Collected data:
= = = = =
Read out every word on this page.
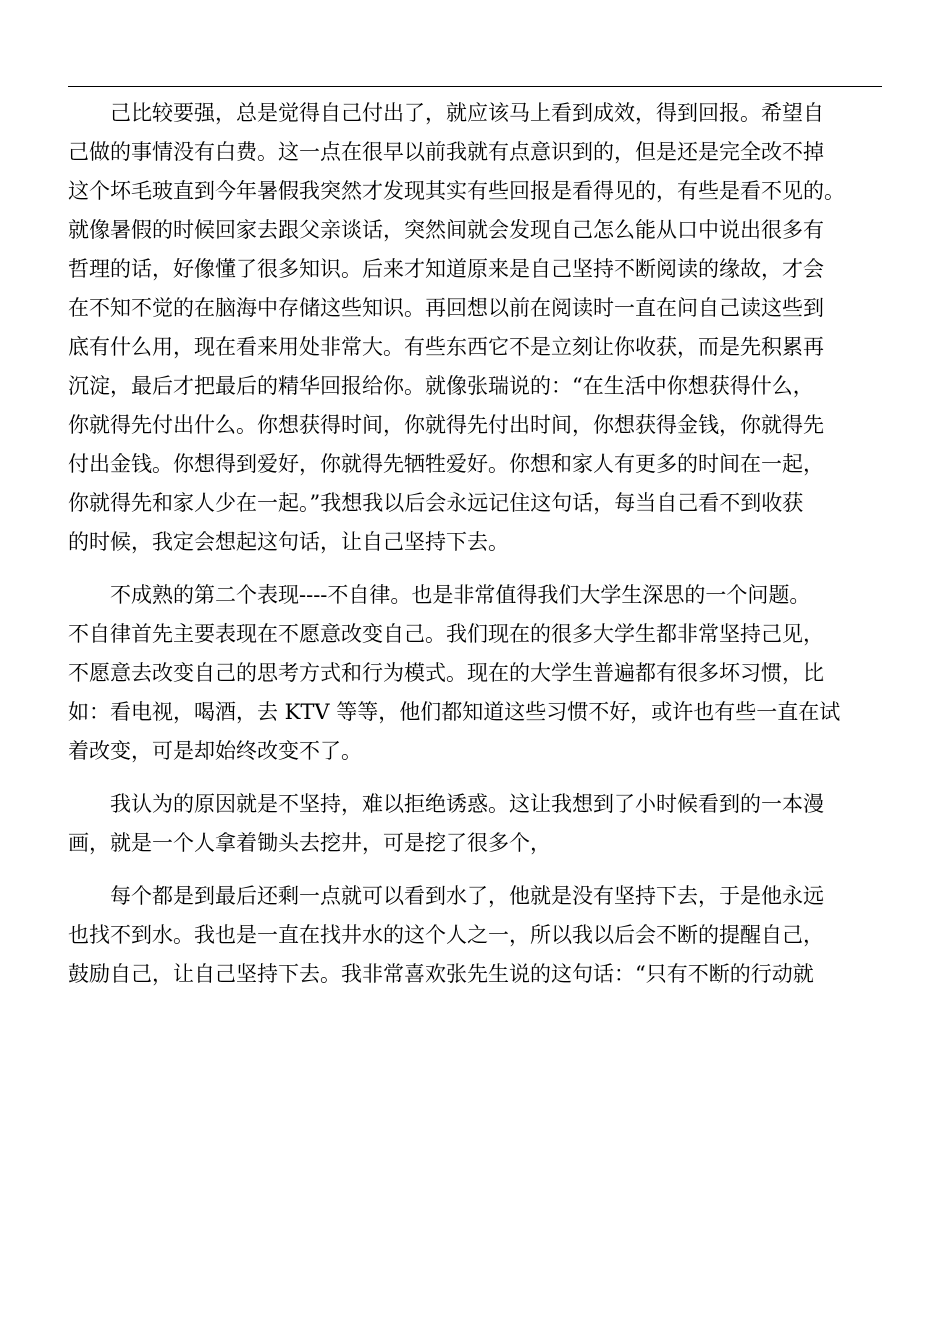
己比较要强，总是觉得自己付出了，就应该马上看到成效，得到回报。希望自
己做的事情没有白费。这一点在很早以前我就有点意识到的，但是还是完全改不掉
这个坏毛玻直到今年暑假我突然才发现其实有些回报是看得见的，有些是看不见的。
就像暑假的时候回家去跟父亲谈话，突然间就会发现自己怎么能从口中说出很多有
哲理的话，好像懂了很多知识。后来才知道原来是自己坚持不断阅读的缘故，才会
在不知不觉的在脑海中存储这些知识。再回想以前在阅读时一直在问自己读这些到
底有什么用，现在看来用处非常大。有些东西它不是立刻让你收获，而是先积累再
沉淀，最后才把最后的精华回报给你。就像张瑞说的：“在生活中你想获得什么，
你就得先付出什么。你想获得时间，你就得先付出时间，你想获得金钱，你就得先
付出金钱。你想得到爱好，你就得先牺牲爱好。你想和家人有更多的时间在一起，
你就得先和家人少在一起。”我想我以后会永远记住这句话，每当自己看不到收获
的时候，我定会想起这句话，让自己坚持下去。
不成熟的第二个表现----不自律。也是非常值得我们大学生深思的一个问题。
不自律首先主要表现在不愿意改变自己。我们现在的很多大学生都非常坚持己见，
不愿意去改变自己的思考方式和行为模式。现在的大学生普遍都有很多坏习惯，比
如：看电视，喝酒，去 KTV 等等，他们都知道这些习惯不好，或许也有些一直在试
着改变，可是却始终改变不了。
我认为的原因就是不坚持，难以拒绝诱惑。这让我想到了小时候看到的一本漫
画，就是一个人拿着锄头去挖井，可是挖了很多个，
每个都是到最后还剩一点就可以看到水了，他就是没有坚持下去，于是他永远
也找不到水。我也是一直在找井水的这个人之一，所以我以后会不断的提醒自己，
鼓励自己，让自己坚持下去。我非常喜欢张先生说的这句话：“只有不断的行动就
= = = = =
» Brief
Go through the records above, find every line with the word "让自己坚持下去", and list those lines.

» Final result
的时候，我定会想起这句话，让自己坚持下去。
鼓励自己，让自己坚持下去。我非常喜欢张先生说的这句话：“只有不断的行动就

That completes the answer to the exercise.